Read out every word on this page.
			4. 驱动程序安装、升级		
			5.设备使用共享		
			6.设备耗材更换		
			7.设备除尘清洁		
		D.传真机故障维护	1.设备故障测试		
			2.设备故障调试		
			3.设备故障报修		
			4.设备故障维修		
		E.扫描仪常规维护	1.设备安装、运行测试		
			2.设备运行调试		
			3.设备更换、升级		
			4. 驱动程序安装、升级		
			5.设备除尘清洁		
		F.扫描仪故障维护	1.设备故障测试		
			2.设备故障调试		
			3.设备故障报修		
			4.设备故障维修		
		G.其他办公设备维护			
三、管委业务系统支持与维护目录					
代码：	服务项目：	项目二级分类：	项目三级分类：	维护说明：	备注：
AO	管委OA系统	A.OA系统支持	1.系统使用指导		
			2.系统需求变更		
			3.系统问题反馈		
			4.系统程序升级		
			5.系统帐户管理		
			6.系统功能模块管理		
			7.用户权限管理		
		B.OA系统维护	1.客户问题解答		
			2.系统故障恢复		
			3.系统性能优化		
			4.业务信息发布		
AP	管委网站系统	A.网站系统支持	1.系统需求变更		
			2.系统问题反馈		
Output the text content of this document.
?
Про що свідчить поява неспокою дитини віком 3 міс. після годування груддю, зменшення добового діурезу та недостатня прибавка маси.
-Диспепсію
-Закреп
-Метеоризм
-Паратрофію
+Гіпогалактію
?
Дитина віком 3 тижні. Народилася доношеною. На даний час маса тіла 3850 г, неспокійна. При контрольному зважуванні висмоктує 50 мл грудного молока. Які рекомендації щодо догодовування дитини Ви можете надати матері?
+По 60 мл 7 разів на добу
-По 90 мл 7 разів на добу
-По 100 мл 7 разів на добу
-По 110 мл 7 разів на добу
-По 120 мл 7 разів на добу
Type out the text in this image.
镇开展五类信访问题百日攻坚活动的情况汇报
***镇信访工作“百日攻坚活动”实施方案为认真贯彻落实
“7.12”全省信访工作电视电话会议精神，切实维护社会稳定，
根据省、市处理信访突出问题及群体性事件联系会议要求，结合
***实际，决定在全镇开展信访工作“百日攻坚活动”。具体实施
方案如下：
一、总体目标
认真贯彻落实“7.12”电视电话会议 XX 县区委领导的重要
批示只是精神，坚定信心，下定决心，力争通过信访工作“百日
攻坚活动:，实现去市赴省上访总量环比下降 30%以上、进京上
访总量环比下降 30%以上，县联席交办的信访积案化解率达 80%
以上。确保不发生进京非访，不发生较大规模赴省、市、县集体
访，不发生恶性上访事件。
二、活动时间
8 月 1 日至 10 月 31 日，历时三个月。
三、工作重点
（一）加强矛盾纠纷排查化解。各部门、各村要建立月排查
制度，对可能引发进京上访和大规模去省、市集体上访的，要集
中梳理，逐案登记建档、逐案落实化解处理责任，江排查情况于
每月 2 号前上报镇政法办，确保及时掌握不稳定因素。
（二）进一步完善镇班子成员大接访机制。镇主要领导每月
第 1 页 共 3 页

◇ ◇ ◇

Using the listing above, retype each line exactly.

▶ _Solution below_
Read out every word on this page.
			4. 驱动程序安装、升级		
			5.设备使用共享		
			6.设备耗材更换		
			7.设备除尘清洁		
		D.传真机故障维护	1.设备故障测试		
			2.设备故障调试		
			3.设备故障报修		
			4.设备故障维修		
		E.扫描仪常规维护	1.设备安装、运行测试		
			2.设备运行调试		
			3.设备更换、升级		
			4. 驱动程序安装、升级		
			5.设备除尘清洁		
		F.扫描仪故障维护	1.设备故障测试		
			2.设备故障调试		
			3.设备故障报修		
			4.设备故障维修		
		G.其他办公设备维护			
三、管委业务系统支持与维护目录					
代码：	服务项目：	项目二级分类：	项目三级分类：	维护说明：	备注：
AO	管委OA系统	A.OA系统支持	1.系统使用指导		
			2.系统需求变更		
			3.系统问题反馈		
			4.系统程序升级		
			5.系统帐户管理		
			6.系统功能模块管理		
			7.用户权限管理		
		B.OA系统维护	1.客户问题解答		
			2.系统故障恢复		
			3.系统性能优化		
			4.业务信息发布		
AP	管委网站系统	A.网站系统支持	1.系统需求变更		
			2.系统问题反馈		
Output the text content of this document.
?
Про що свідчить поява неспокою дитини віком 3 міс. після годування груддю, зменшення добового діурезу та недостатня прибавка маси.
-Диспепсію
-Закреп
-Метеоризм
-Паратрофію
+Гіпогалактію
?
Дитина віком 3 тижні. Народилася доношеною. На даний час маса тіла 3850 г, неспокійна. При контрольному зважуванні висмоктує 50 мл грудного молока. Які рекомендації щодо догодовування дитини Ви можете надати матері?
+По 60 мл 7 разів на добу
-По 90 мл 7 разів на добу
-По 100 мл 7 разів на добу
-По 110 мл 7 разів на добу
-По 120 мл 7 разів на добу
Type out the text in this image.
镇开展五类信访问题百日攻坚活动的情况汇报
***镇信访工作“百日攻坚活动”实施方案为认真贯彻落实
“7.12”全省信访工作电视电话会议精神，切实维护社会稳定，
根据省、市处理信访突出问题及群体性事件联系会议要求，结合
***实际，决定在全镇开展信访工作“百日攻坚活动”。具体实施
方案如下：
一、总体目标
认真贯彻落实“7.12”电视电话会议 XX 县区委领导的重要
批示只是精神，坚定信心，下定决心，力争通过信访工作“百日
攻坚活动:，实现去市赴省上访总量环比下降 30%以上、进京上
访总量环比下降 30%以上，县联席交办的信访积案化解率达 80%
以上。确保不发生进京非访，不发生较大规模赴省、市、县集体
访，不发生恶性上访事件。
二、活动时间
8 月 1 日至 10 月 31 日，历时三个月。
三、工作重点
（一）加强矛盾纠纷排查化解。各部门、各村要建立月排查
制度，对可能引发进京上访和大规模去省、市集体上访的，要集
中梳理，逐案登记建档、逐案落实化解处理责任，江排查情况于
每月 2 号前上报镇政法办，确保及时掌握不稳定因素。
（二）进一步完善镇班子成员大接访机制。镇主要领导每月
第 1 页 共 3 页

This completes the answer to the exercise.